● **Exercise objective**:
Pull each line containing "close" out of the data and copy it.

● **Provided information**:
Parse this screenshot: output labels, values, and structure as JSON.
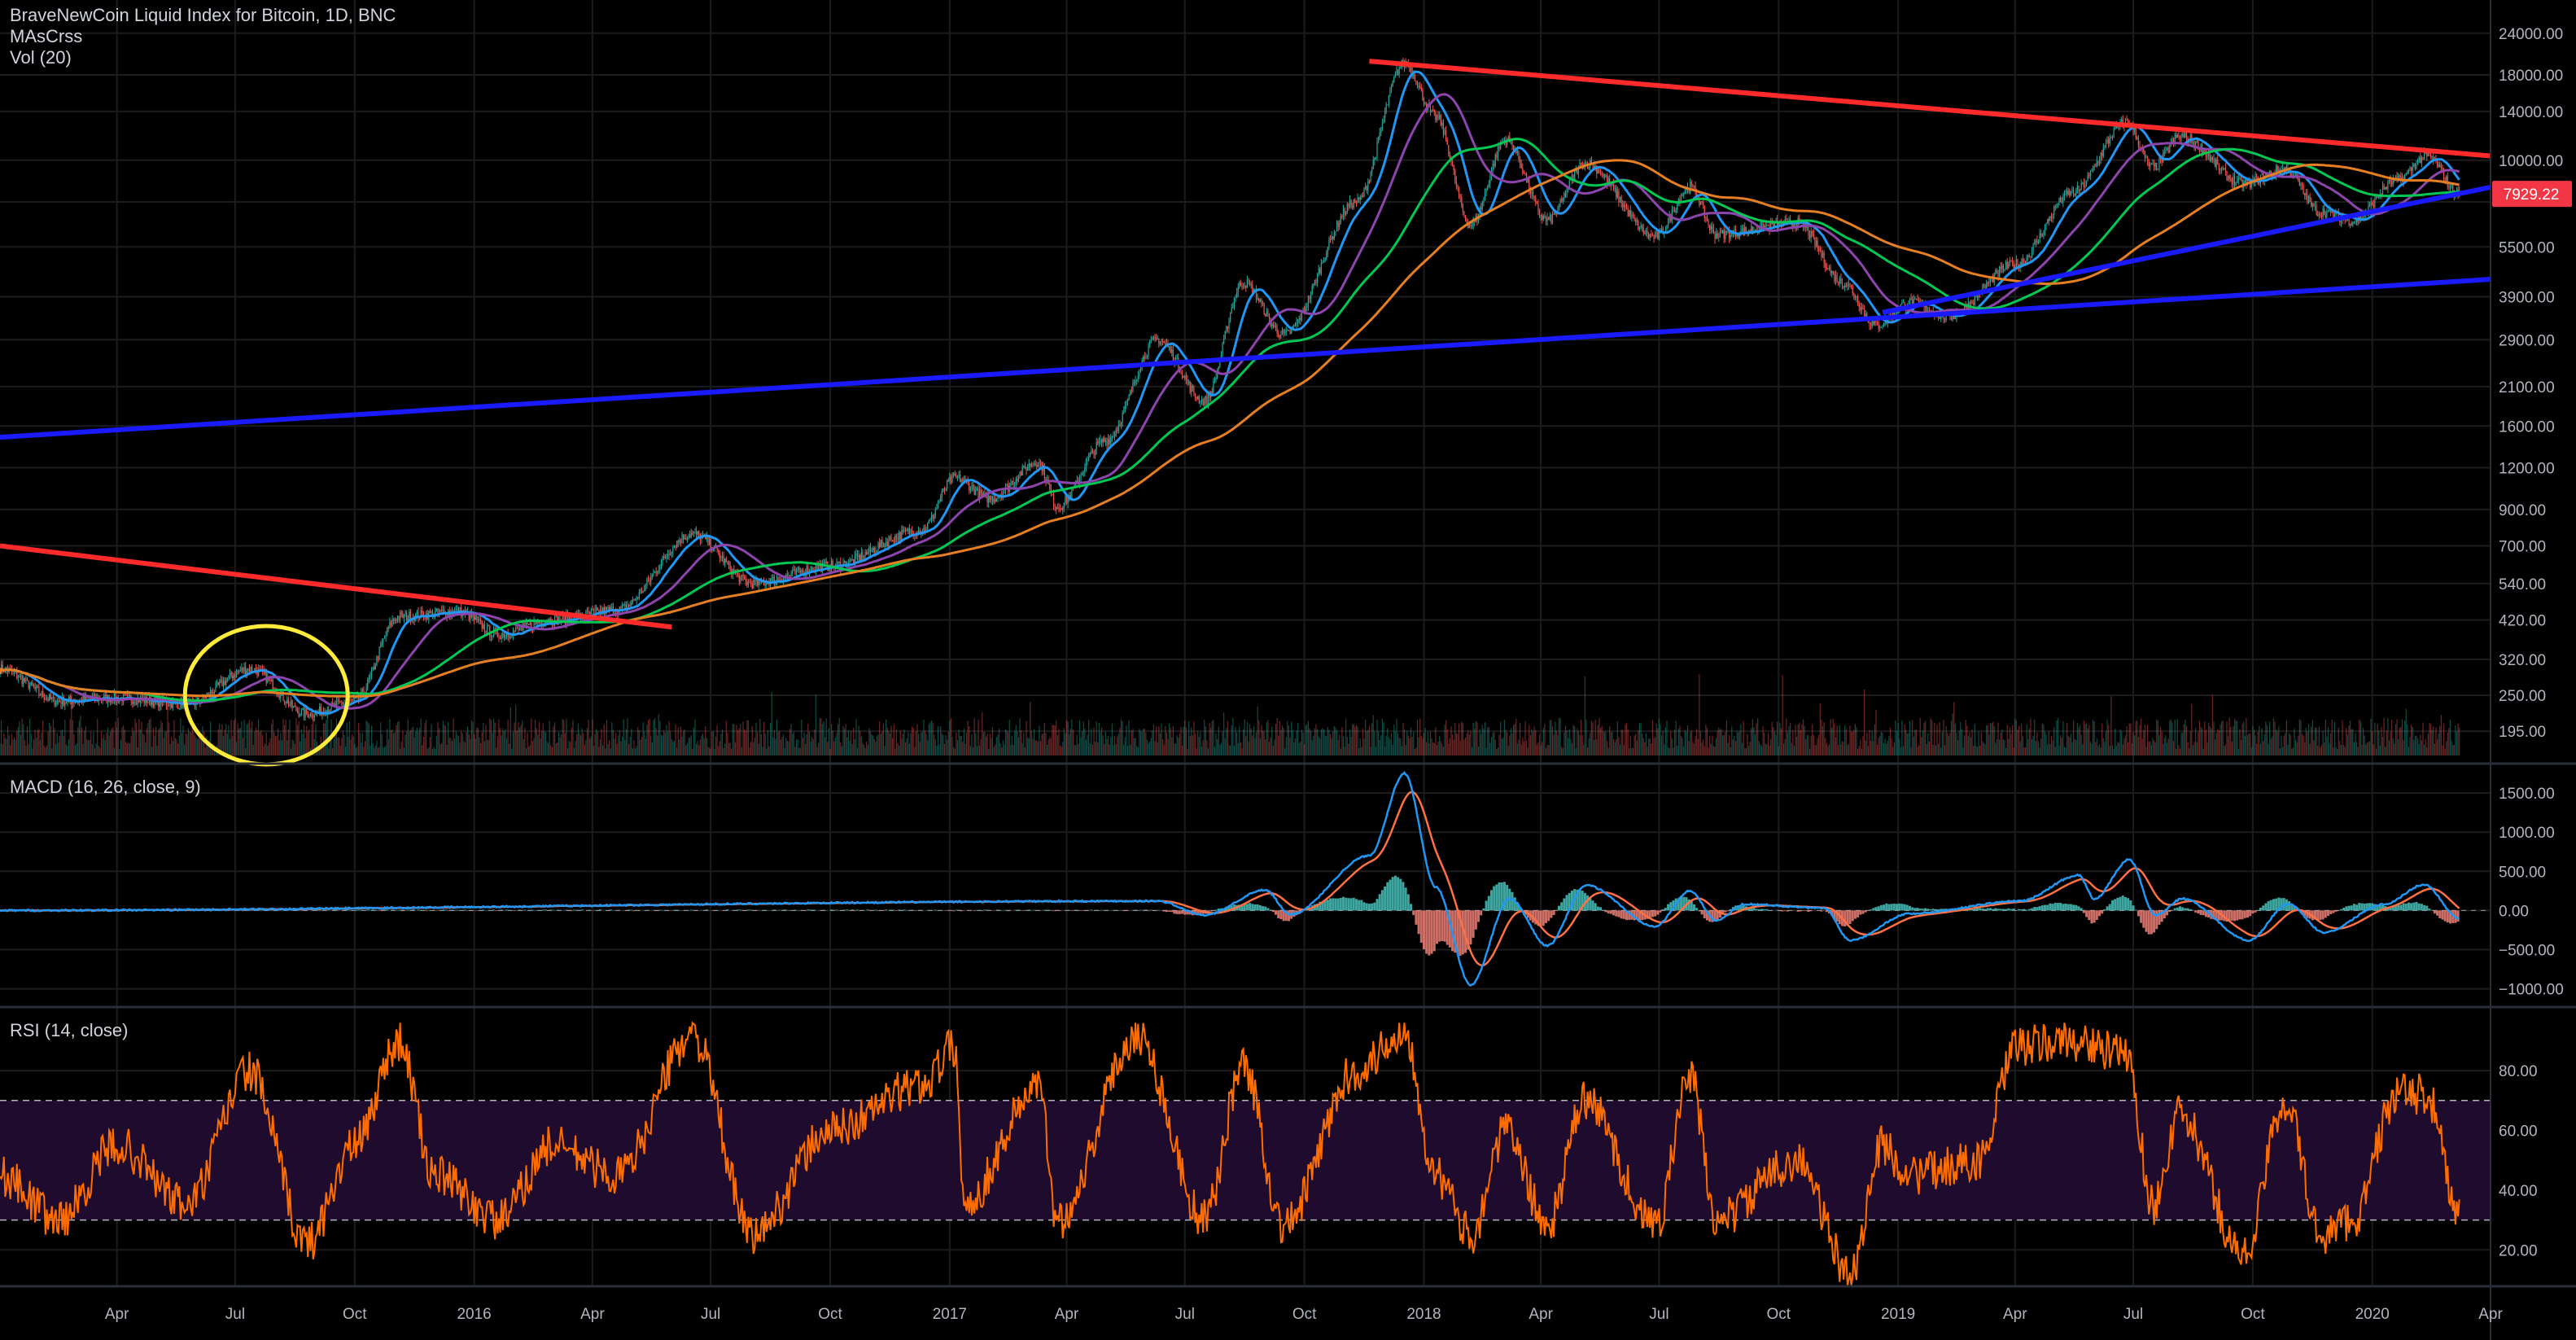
{
  "header": {
    "symbol_title": "BraveNewCoin Liquid Index for Bitcoin, 1D, BNC",
    "indicator_1": "MAsCrss",
    "indicator_2": "Vol (20)"
  },
  "last_price": {
    "label": "7929.22",
    "value": 7929.22,
    "color": "#f23645"
  },
  "colors": {
    "background": "#000000",
    "grid": "#1c1c1c",
    "candle_up": "#26a69a",
    "candle_down": "#ef5350",
    "ma_fast": "#2196f3",
    "ma_mid": "#8e44ad",
    "ma_slow": "#00c853",
    "ma_long": "#e67e22",
    "trend_red": "#ff2a2a",
    "trend_blue": "#1a1aff",
    "highlight_circle": "#ffeb3b",
    "rsi_line": "#ff6d00",
    "rsi_band": "#1e0b2e",
    "macd_line": "#2196f3",
    "signal_line": "#ff7043"
  },
  "chart_data": [
    {
      "type": "line",
      "pane": "price",
      "scale": "log",
      "y_ticks": [
        24000,
        18000,
        14000,
        10000,
        7500,
        5500,
        3900,
        2900,
        2100,
        1600,
        1200,
        900,
        700,
        540,
        420,
        320,
        250,
        195
      ],
      "y_tick_labels": [
        "24000.00",
        "18000.00",
        "14000.00",
        "10000.00",
        "",
        "5500.00",
        "3900.00",
        "2900.00",
        "2100.00",
        "1600.00",
        "1200.00",
        "900.00",
        "700.00",
        "540.00",
        "420.00",
        "320.00",
        "250.00",
        "195.00"
      ],
      "ylim": [
        165,
        25500
      ],
      "x_ticks": [
        "Apr",
        "Jul",
        "Oct",
        "2016",
        "Apr",
        "Jul",
        "Oct",
        "2017",
        "Apr",
        "Jul",
        "Oct",
        "2018",
        "Apr",
        "Jul",
        "Oct",
        "2019",
        "Apr",
        "Jul",
        "Oct",
        "2020",
        "Apr"
      ],
      "x_dates": [
        "2015-04-01",
        "2015-07-01",
        "2015-10-01",
        "2016-01-01",
        "2016-04-01",
        "2016-07-01",
        "2016-10-01",
        "2017-01-01",
        "2017-04-01",
        "2017-07-01",
        "2017-10-01",
        "2018-01-01",
        "2018-04-01",
        "2018-07-01",
        "2018-10-01",
        "2019-01-01",
        "2019-04-01",
        "2019-07-01",
        "2019-10-01",
        "2020-01-01",
        "2020-04-01"
      ],
      "xlim": [
        "2015-01-01",
        "2020-04-01"
      ],
      "price_anchors": [
        {
          "date": "2015-01-01",
          "value": 300
        },
        {
          "date": "2015-02-15",
          "value": 240
        },
        {
          "date": "2015-04-01",
          "value": 245
        },
        {
          "date": "2015-05-25",
          "value": 235
        },
        {
          "date": "2015-07-12",
          "value": 300
        },
        {
          "date": "2015-08-25",
          "value": 220
        },
        {
          "date": "2015-10-01",
          "value": 240
        },
        {
          "date": "2015-11-04",
          "value": 430
        },
        {
          "date": "2015-12-20",
          "value": 445
        },
        {
          "date": "2016-01-20",
          "value": 380
        },
        {
          "date": "2016-03-01",
          "value": 420
        },
        {
          "date": "2016-04-20",
          "value": 450
        },
        {
          "date": "2016-06-17",
          "value": 760
        },
        {
          "date": "2016-08-02",
          "value": 540
        },
        {
          "date": "2016-10-01",
          "value": 610
        },
        {
          "date": "2016-12-10",
          "value": 780
        },
        {
          "date": "2017-01-05",
          "value": 1120
        },
        {
          "date": "2017-02-01",
          "value": 970
        },
        {
          "date": "2017-03-10",
          "value": 1250
        },
        {
          "date": "2017-03-25",
          "value": 920
        },
        {
          "date": "2017-05-01",
          "value": 1450
        },
        {
          "date": "2017-06-10",
          "value": 2900
        },
        {
          "date": "2017-07-16",
          "value": 1900
        },
        {
          "date": "2017-08-15",
          "value": 4300
        },
        {
          "date": "2017-09-15",
          "value": 3000
        },
        {
          "date": "2017-11-10",
          "value": 7500
        },
        {
          "date": "2017-12-17",
          "value": 19500
        },
        {
          "date": "2018-01-10",
          "value": 13500
        },
        {
          "date": "2018-02-06",
          "value": 6400
        },
        {
          "date": "2018-03-05",
          "value": 11500
        },
        {
          "date": "2018-04-06",
          "value": 6600
        },
        {
          "date": "2018-05-05",
          "value": 9800
        },
        {
          "date": "2018-06-28",
          "value": 5900
        },
        {
          "date": "2018-07-25",
          "value": 8300
        },
        {
          "date": "2018-08-14",
          "value": 6000
        },
        {
          "date": "2018-10-15",
          "value": 6500
        },
        {
          "date": "2018-11-20",
          "value": 4300
        },
        {
          "date": "2018-12-15",
          "value": 3200
        },
        {
          "date": "2019-01-10",
          "value": 3750
        },
        {
          "date": "2019-02-08",
          "value": 3400
        },
        {
          "date": "2019-04-02",
          "value": 4900
        },
        {
          "date": "2019-05-15",
          "value": 8000
        },
        {
          "date": "2019-06-26",
          "value": 13000
        },
        {
          "date": "2019-07-16",
          "value": 9500
        },
        {
          "date": "2019-08-06",
          "value": 11800
        },
        {
          "date": "2019-09-24",
          "value": 8500
        },
        {
          "date": "2019-10-26",
          "value": 9400
        },
        {
          "date": "2019-11-22",
          "value": 7000
        },
        {
          "date": "2019-12-17",
          "value": 6600
        },
        {
          "date": "2020-01-20",
          "value": 8700
        },
        {
          "date": "2020-02-12",
          "value": 10300
        },
        {
          "date": "2020-03-08",
          "value": 7929
        }
      ],
      "trendlines": [
        {
          "color": "#ff2a2a",
          "points": [
            {
              "date": "2015-01-01",
              "value": 700
            },
            {
              "date": "2016-06-01",
              "value": 400
            }
          ]
        },
        {
          "color": "#ff2a2a",
          "points": [
            {
              "date": "2017-11-20",
              "value": 19800
            },
            {
              "date": "2020-04-01",
              "value": 10300
            }
          ]
        },
        {
          "color": "#1a1aff",
          "points": [
            {
              "date": "2015-01-01",
              "value": 1480
            },
            {
              "date": "2020-04-01",
              "value": 4400
            }
          ]
        },
        {
          "color": "#1a1aff",
          "points": [
            {
              "date": "2018-12-20",
              "value": 3500
            },
            {
              "date": "2020-04-01",
              "value": 8300
            }
          ]
        }
      ],
      "highlight": {
        "type": "circle",
        "center_date": "2015-07-25",
        "center_value": 250,
        "color": "#ffeb3b"
      }
    },
    {
      "type": "line",
      "pane": "macd",
      "title": "MACD (16, 26, close, 9)",
      "y_ticks": [
        1500,
        1000,
        500,
        0,
        -500,
        -1000
      ],
      "y_tick_labels": [
        "1500.00",
        "1000.00",
        "500.00",
        "0.00",
        "−500.00",
        "−1000.00"
      ],
      "ylim": [
        -1150,
        1750
      ],
      "macd_anchors": [
        {
          "date": "2015-01-01",
          "value": 0
        },
        {
          "date": "2017-06-10",
          "value": 120
        },
        {
          "date": "2017-07-16",
          "value": -60
        },
        {
          "date": "2017-09-01",
          "value": 260
        },
        {
          "date": "2017-09-20",
          "value": -50
        },
        {
          "date": "2017-11-20",
          "value": 700
        },
        {
          "date": "2017-12-17",
          "value": 1750
        },
        {
          "date": "2018-01-10",
          "value": 300
        },
        {
          "date": "2018-02-06",
          "value": -950
        },
        {
          "date": "2018-03-08",
          "value": 150
        },
        {
          "date": "2018-04-06",
          "value": -450
        },
        {
          "date": "2018-05-06",
          "value": 320
        },
        {
          "date": "2018-06-28",
          "value": -200
        },
        {
          "date": "2018-07-25",
          "value": 250
        },
        {
          "date": "2018-08-14",
          "value": -130
        },
        {
          "date": "2018-09-05",
          "value": 80
        },
        {
          "date": "2018-11-05",
          "value": 30
        },
        {
          "date": "2018-11-25",
          "value": -380
        },
        {
          "date": "2019-01-10",
          "value": -40
        },
        {
          "date": "2019-04-05",
          "value": 120
        },
        {
          "date": "2019-05-20",
          "value": 450
        },
        {
          "date": "2019-06-01",
          "value": 150
        },
        {
          "date": "2019-06-28",
          "value": 650
        },
        {
          "date": "2019-07-18",
          "value": -60
        },
        {
          "date": "2019-08-08",
          "value": 150
        },
        {
          "date": "2019-09-28",
          "value": -380
        },
        {
          "date": "2019-10-28",
          "value": 80
        },
        {
          "date": "2019-11-25",
          "value": -280
        },
        {
          "date": "2020-01-10",
          "value": 80
        },
        {
          "date": "2020-02-10",
          "value": 330
        },
        {
          "date": "2020-03-08",
          "value": -100
        }
      ]
    },
    {
      "type": "line",
      "pane": "rsi",
      "title": "RSI (14, close)",
      "y_ticks": [
        80,
        60,
        40,
        20
      ],
      "y_tick_labels": [
        "80.00",
        "60.00",
        "40.00",
        "20.00"
      ],
      "ylim": [
        10,
        98
      ],
      "bands": [
        70,
        30
      ],
      "rsi_anchors": [
        {
          "date": "2015-01-01",
          "value": 45
        },
        {
          "date": "2015-02-15",
          "value": 30
        },
        {
          "date": "2015-04-01",
          "value": 55
        },
        {
          "date": "2015-05-25",
          "value": 35
        },
        {
          "date": "2015-07-12",
          "value": 80
        },
        {
          "date": "2015-08-25",
          "value": 22
        },
        {
          "date": "2015-10-01",
          "value": 55
        },
        {
          "date": "2015-11-04",
          "value": 90
        },
        {
          "date": "2015-12-01",
          "value": 45
        },
        {
          "date": "2016-01-20",
          "value": 30
        },
        {
          "date": "2016-03-01",
          "value": 55
        },
        {
          "date": "2016-04-20",
          "value": 45
        },
        {
          "date": "2016-06-17",
          "value": 92
        },
        {
          "date": "2016-08-02",
          "value": 25
        },
        {
          "date": "2016-10-01",
          "value": 60
        },
        {
          "date": "2016-12-10",
          "value": 75
        },
        {
          "date": "2017-01-05",
          "value": 88
        },
        {
          "date": "2017-01-12",
          "value": 35
        },
        {
          "date": "2017-03-10",
          "value": 75
        },
        {
          "date": "2017-03-25",
          "value": 30
        },
        {
          "date": "2017-05-25",
          "value": 92
        },
        {
          "date": "2017-07-16",
          "value": 30
        },
        {
          "date": "2017-08-15",
          "value": 82
        },
        {
          "date": "2017-09-15",
          "value": 28
        },
        {
          "date": "2017-11-10",
          "value": 80
        },
        {
          "date": "2017-12-17",
          "value": 93
        },
        {
          "date": "2018-01-10",
          "value": 45
        },
        {
          "date": "2018-02-06",
          "value": 25
        },
        {
          "date": "2018-03-05",
          "value": 60
        },
        {
          "date": "2018-04-06",
          "value": 28
        },
        {
          "date": "2018-05-05",
          "value": 70
        },
        {
          "date": "2018-06-28",
          "value": 28
        },
        {
          "date": "2018-07-25",
          "value": 78
        },
        {
          "date": "2018-08-14",
          "value": 30
        },
        {
          "date": "2018-10-15",
          "value": 50
        },
        {
          "date": "2018-11-25",
          "value": 12
        },
        {
          "date": "2018-12-20",
          "value": 55
        },
        {
          "date": "2019-01-10",
          "value": 45
        },
        {
          "date": "2019-03-05",
          "value": 50
        },
        {
          "date": "2019-04-02",
          "value": 88
        },
        {
          "date": "2019-05-15",
          "value": 90
        },
        {
          "date": "2019-06-26",
          "value": 85
        },
        {
          "date": "2019-07-16",
          "value": 35
        },
        {
          "date": "2019-08-06",
          "value": 65
        },
        {
          "date": "2019-09-24",
          "value": 18
        },
        {
          "date": "2019-10-26",
          "value": 70
        },
        {
          "date": "2019-11-22",
          "value": 25
        },
        {
          "date": "2019-12-17",
          "value": 30
        },
        {
          "date": "2020-01-20",
          "value": 72
        },
        {
          "date": "2020-02-12",
          "value": 72
        },
        {
          "date": "2020-03-08",
          "value": 32
        }
      ]
    }
  ]
}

● **Complete response**:
      "title": "MACD (16, 26, close, 9)",
      "title": "RSI (14, close)",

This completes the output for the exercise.